Short problem:
In the listing below, please print the line that contains "What text is on this page?" and every line that follows it, exactly.

Data provided:
.....

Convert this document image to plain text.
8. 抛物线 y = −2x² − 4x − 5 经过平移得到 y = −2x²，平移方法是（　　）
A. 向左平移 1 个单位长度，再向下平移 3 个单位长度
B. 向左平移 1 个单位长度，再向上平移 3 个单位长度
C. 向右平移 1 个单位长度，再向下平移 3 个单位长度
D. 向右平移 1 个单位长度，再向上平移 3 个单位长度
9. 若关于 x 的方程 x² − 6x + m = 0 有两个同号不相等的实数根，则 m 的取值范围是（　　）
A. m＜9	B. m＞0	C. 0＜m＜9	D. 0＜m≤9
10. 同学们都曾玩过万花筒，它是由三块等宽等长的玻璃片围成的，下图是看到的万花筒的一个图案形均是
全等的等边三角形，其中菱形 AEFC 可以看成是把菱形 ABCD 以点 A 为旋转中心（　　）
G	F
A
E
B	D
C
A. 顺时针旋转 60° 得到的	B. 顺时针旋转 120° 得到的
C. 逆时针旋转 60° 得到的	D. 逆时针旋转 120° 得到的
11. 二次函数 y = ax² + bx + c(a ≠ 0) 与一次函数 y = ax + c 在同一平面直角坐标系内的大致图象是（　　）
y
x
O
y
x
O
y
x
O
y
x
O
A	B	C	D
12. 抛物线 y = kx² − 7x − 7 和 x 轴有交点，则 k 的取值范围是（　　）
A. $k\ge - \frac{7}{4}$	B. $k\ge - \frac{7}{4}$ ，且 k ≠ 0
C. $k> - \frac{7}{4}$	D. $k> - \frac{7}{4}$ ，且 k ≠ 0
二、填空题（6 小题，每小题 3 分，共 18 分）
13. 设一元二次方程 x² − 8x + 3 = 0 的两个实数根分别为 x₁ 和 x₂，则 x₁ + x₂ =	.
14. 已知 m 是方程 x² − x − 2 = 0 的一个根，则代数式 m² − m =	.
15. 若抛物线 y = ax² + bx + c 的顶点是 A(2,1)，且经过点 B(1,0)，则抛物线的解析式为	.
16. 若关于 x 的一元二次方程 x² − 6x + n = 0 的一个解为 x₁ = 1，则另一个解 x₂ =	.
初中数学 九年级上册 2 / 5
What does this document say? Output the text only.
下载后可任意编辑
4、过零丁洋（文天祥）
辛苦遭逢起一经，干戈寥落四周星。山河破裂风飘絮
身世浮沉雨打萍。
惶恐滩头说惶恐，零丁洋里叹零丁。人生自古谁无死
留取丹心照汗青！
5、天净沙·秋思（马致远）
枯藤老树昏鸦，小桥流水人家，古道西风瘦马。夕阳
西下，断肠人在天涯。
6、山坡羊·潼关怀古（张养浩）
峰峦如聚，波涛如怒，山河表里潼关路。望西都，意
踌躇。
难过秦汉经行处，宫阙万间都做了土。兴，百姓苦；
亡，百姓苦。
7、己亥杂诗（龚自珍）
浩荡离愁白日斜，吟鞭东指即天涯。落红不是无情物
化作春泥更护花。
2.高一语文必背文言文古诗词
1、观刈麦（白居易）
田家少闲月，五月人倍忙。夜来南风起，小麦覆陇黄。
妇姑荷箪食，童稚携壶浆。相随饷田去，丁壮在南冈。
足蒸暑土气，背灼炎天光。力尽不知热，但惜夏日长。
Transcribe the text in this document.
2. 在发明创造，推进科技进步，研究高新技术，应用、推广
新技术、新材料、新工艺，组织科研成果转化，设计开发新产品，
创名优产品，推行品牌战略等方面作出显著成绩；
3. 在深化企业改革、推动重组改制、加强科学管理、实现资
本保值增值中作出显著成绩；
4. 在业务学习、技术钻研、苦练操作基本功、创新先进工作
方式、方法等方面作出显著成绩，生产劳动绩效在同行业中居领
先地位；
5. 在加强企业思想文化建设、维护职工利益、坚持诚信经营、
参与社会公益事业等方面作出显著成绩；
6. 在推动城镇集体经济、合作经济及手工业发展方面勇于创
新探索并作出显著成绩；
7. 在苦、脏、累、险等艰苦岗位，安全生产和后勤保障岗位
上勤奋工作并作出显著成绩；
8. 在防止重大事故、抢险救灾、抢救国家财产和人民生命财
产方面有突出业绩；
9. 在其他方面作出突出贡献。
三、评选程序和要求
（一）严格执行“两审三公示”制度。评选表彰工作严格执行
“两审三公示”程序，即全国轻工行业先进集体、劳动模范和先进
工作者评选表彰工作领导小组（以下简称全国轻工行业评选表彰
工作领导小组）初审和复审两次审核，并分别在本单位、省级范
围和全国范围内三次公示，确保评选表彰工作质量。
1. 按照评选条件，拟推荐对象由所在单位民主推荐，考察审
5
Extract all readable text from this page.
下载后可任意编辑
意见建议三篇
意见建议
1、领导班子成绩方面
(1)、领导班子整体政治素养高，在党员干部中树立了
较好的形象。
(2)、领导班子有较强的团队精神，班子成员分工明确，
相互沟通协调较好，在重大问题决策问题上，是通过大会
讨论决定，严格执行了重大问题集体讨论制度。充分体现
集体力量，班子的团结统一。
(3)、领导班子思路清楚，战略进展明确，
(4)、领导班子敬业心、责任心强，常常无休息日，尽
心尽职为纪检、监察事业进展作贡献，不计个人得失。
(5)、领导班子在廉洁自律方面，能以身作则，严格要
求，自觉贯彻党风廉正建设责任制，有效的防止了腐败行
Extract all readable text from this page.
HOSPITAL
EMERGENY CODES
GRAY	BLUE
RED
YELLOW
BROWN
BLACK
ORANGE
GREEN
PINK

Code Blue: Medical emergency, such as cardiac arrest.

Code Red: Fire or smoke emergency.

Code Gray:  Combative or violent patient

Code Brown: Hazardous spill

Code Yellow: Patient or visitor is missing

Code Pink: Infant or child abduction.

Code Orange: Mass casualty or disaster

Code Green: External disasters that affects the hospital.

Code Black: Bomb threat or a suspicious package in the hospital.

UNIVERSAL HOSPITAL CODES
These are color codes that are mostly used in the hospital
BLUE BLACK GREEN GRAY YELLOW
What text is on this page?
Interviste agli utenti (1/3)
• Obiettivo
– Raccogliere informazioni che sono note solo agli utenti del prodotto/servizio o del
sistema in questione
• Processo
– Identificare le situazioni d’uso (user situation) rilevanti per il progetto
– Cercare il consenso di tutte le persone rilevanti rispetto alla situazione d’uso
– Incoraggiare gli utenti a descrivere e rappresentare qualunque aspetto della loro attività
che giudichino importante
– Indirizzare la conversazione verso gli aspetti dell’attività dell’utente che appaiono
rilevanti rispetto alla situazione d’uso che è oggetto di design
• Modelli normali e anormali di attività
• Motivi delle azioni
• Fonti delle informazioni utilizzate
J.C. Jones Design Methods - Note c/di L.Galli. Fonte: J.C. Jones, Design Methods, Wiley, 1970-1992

.....

Completed exercise:
What text is on this page?
Interviste agli utenti (1/3)
• Obiettivo
– Raccogliere informazioni che sono note solo agli utenti del prodotto/servizio o del
sistema in questione
• Processo
– Identificare le situazioni d’uso (user situation) rilevanti per il progetto
– Cercare il consenso di tutte le persone rilevanti rispetto alla situazione d’uso
– Incoraggiare gli utenti a descrivere e rappresentare qualunque aspetto della loro attività
che giudichino importante
– Indirizzare la conversazione verso gli aspetti dell’attività dell’utente che appaiono
rilevanti rispetto alla situazione d’uso che è oggetto di design
• Modelli normali e anormali di attività
• Motivi delle azioni
• Fonti delle informazioni utilizzate
J.C. Jones Design Methods - Note c/di L.Galli. Fonte: J.C. Jones, Design Methods, Wiley, 1970-1992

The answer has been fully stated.